> PAGE EXCERPT
- Ultimate market timing model: Buy equities (Last changed from “sell” on 28-Jul-2023)
- Trend Model signal: Bullish (Last changed from “bearish” on 27-Jun-2025)
- Trading model: Bullish (Last changed from “neutral” on 18-Nov-2025)
Update schedule: I generally update model readings on my site on weekends. I am also on X/Twitter at @humblestudent and on BlueSky at @humblestudent.bsky.social. Subscribers receive real-time alerts of trading model changes, and a hypothetical trading record of those email alerts is shown here.
Subscribers can access the latest signal in real time here.
A Letdown from the NVIDIA Party
The sense of disappointment was palpable. After the AI market leader reported its earnings, which beat expectations, CEO Jensen Huang characterized demand for its Blackwell chip as “off the charts”. The stock rallied but sellers appeared and pushed the broad market down.
Technical Warnings
To be sure, downside risk warnings have been appearing. Breadth deteriorating began in early July and has been warning of possible market weakness for months.
The NYSE High-Low Logic Index recently spiked, which is a signal of a bifurcated market as both 52-week highs and lows are surging at the same time. Chartists who follow this indicator may be seduced by a case of recency bias. In the last five years, elevated readings have always resolved in corrective market action (pink vertical lines). Go back a further five years, the track record of this indicator is spotty. There were nine signals during that study period, the market resolved five in a benign manner (grey lines) and four in a correction (pink lines).
The bifurcated nature of market breadth also gave rise to a most refined warning of the Hindenburg Omen, which is triggered when a bifurcated market begins to turn down from an uptrend. A single Omen signal can be ignored, but a cluster of signals, which is what investors saw recently, can warn of corrective action. Similar to the NYSE High-Low Logic Index, Hindenburg Omens suffer from a recency bias problem in which recent signals saw pullbacks (pink) while a longer-term history during the 2015–2019 period saw false positives (grey lines).
The market has sustained technical damage to the bull trend when the S&P 500 violated its 50 dma support. Even a rally here could form a possible head and shoulders pattern.
Tactical Buy Signals
Nevertheless, I are seeing tactical buy signals everywhere. When the S&P 500 reversed lower after the initial surge Thursday after the NVIDIA earnings report, volume in SPY, the S&P 500, surged to levels consistent with short-term panic bottoms. At a minimum, past episodes have seen short-term bullish reversals.
Thursday’s market was highly unusual inasmuch as the S&P 500 gaped up over 1% but closed red on the day. Though the sample size is small (n=7), historical studies of similar events have seen bullish resolutions on a time frame of a week or more.
Three of the five components in my Bottom Spotting Model have triggered. Historically, traders have seen long entry points with positive risk/reward ratios whenever two or more components flashed buy signals.
The VIX Index spiked above its upper Bollinger Band, indicating an oversold market, and the NYSE McClellan Oscillator (NYMO) fell to an oversold level. As well, the term structure of the VIX Index has inverted, indicating fear.
As well, the Zweig Breadth Thrust Indicator fell to an oversold reading last week. While ZBT buy signals are rare, as they require market breadth to surge from oversold to overbought within 10 trading days, oversold ZBT Indicator signals are not. Oversold readings in the last two years have seen the market bounce every single time.

> STORED DATA
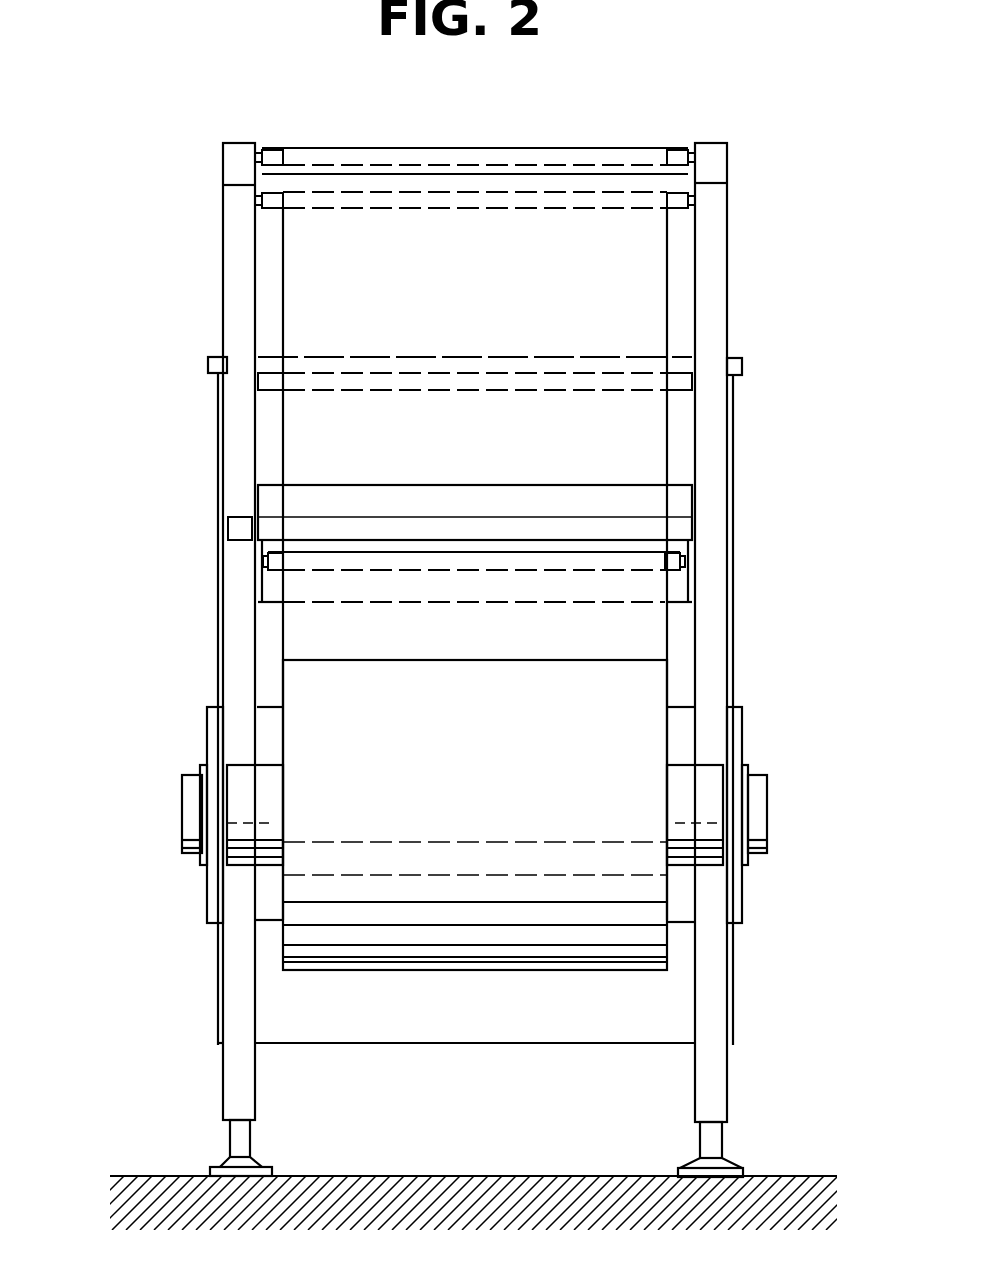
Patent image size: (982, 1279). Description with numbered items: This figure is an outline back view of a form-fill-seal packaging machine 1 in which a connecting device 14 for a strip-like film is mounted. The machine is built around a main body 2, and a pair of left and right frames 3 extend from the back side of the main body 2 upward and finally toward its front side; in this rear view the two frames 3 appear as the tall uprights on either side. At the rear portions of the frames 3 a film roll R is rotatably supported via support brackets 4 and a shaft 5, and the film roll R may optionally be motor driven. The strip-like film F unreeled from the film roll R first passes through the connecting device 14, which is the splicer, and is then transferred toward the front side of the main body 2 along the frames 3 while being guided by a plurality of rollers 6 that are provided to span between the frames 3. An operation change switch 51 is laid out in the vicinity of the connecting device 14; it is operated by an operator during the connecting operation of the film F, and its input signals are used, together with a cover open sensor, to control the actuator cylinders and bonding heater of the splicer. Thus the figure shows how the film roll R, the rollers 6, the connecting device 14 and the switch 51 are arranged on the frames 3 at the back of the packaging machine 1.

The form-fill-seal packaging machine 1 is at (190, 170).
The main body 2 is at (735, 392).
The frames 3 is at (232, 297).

> CHALLENGES
(A) Reproduce the passage of the market commentary from "Three of the" up to and including "flashed buy signals.".
(B) Answer these questions using the market commentary:
(i) On what date did the trading model last change from "neutral"?
(ii) How many of the five components in the Bottom Spotting Model have triggered?
(iii) Within how many trading days must market breadth surge from oversold to overbought for a Zweig Breadth Thrust buy signal?
The data plays no part in what is asked here.

> WORKED ANSWERS
(A)
Three of the five components in my Bottom Spotting Model have triggered. Historically, traders have seen long entry points with positive risk/reward ratios whenever two or more components flashed buy signals.

(B)
(i) 18-Nov-2025
(ii) Three
(iii) 10 trading days